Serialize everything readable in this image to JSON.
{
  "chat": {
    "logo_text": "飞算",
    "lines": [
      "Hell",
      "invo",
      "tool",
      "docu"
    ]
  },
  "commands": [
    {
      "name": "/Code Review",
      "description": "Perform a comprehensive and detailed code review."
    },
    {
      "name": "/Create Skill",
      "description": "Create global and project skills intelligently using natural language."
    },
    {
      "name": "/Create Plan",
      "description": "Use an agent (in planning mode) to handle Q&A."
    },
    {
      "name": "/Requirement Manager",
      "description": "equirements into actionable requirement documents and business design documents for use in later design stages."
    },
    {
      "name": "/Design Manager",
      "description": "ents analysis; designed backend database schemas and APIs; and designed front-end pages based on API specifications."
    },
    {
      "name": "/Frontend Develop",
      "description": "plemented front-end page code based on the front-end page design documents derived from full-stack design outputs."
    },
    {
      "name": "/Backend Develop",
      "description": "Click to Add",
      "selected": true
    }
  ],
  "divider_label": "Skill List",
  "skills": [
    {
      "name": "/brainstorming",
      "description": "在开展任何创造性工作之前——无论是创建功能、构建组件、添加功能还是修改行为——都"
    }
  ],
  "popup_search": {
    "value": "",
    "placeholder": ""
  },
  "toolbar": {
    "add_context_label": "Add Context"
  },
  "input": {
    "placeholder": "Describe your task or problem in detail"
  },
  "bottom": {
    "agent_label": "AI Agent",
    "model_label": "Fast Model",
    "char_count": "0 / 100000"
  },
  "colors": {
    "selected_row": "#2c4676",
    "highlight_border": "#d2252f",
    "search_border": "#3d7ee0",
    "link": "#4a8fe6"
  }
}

----------------------------------------

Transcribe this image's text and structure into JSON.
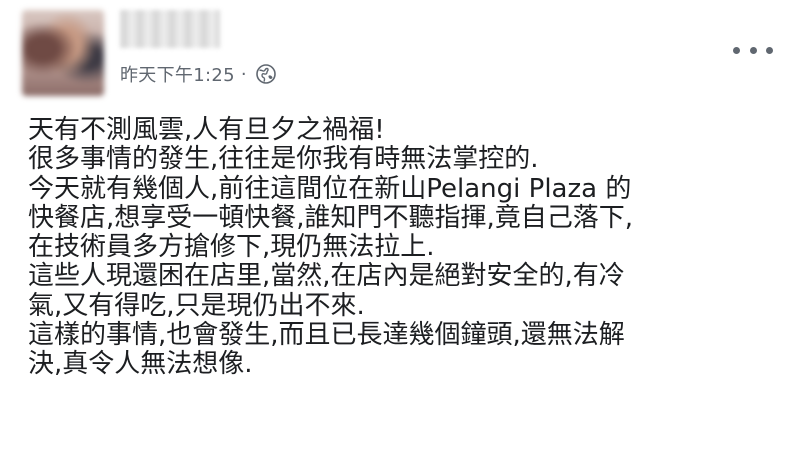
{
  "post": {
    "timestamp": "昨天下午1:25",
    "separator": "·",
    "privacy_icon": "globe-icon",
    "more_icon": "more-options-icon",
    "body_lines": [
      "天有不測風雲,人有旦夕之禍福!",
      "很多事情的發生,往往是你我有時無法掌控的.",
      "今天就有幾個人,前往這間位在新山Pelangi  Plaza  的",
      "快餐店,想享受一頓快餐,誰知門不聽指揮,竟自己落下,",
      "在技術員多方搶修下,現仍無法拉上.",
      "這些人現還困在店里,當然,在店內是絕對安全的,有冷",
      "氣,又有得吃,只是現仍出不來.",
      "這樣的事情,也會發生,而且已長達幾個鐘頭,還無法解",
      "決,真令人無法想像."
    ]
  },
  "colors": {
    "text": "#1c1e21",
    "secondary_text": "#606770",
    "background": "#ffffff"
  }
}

----------------------------------------

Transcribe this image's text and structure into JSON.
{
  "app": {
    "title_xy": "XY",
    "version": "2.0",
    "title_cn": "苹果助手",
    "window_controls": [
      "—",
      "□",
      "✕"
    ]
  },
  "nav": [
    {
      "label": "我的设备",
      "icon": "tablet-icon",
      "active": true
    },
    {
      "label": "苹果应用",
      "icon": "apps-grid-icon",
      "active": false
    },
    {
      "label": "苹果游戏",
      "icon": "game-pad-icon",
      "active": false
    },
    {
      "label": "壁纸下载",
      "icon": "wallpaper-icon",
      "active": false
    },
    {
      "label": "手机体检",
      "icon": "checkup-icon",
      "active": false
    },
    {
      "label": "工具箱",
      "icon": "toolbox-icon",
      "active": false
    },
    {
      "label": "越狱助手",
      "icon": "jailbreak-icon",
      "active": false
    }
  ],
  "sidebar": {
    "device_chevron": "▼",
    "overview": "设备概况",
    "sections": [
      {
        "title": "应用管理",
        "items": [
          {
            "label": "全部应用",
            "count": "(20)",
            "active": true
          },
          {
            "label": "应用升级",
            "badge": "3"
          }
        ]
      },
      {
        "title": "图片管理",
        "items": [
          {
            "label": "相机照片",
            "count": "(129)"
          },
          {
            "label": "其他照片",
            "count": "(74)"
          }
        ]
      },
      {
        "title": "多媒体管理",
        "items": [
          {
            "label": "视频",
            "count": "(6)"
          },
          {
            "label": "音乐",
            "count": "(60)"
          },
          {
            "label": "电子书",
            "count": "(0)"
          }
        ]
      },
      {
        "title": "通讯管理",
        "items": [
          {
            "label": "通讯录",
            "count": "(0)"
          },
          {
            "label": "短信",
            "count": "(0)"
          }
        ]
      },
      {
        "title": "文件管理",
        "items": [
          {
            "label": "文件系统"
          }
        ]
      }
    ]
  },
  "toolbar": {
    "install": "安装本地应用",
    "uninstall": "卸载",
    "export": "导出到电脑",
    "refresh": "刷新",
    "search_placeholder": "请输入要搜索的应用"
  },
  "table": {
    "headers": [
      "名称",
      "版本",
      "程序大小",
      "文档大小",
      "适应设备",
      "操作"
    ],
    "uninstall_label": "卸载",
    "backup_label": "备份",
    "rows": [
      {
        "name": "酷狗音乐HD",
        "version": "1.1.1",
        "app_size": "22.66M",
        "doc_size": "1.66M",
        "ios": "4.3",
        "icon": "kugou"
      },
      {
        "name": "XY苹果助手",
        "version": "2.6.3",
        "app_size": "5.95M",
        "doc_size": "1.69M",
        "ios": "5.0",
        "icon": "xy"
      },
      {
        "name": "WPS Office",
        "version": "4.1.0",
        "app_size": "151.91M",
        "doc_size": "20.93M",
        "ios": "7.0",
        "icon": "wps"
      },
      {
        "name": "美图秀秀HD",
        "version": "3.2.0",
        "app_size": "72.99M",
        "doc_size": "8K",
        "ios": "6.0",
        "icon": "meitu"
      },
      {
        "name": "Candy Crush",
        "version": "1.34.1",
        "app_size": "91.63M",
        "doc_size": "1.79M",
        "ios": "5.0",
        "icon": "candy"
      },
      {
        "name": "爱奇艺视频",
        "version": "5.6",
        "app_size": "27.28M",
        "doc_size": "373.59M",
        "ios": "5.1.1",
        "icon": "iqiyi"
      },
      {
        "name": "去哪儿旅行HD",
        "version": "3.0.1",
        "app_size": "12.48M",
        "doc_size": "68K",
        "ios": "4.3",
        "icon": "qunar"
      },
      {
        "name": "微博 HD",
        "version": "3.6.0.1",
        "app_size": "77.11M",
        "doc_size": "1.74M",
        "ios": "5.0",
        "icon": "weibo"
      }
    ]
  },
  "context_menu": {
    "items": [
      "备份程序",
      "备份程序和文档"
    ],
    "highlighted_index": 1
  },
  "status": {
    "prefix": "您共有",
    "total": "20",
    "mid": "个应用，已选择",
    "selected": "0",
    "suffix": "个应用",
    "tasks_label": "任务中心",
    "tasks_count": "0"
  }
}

----------------------------------------

> Task brief
Copy out every line from the records that has the word "description".

> Reply to the task
      "description": "Perform a comprehensive and detailed code review."
      "description": "Create global and project skills intelligently using natural language."
      "description": "Use an agent (in planning mode) to handle Q&A."
      "description": "equirements into actionable requirement documents and business design documents for use in later design stages."
      "description": "ents analysis; designed backend database schemas and APIs; and designed front-end pages based on API specifications."
      "description": "plemented front-end page code based on the front-end page design documents derived from full-stack design outputs."
      "description": "Click to Add",
      "description": "在开展任何创造性工作之前——无论是创建功能、构建组件、添加功能还是修改行为——都"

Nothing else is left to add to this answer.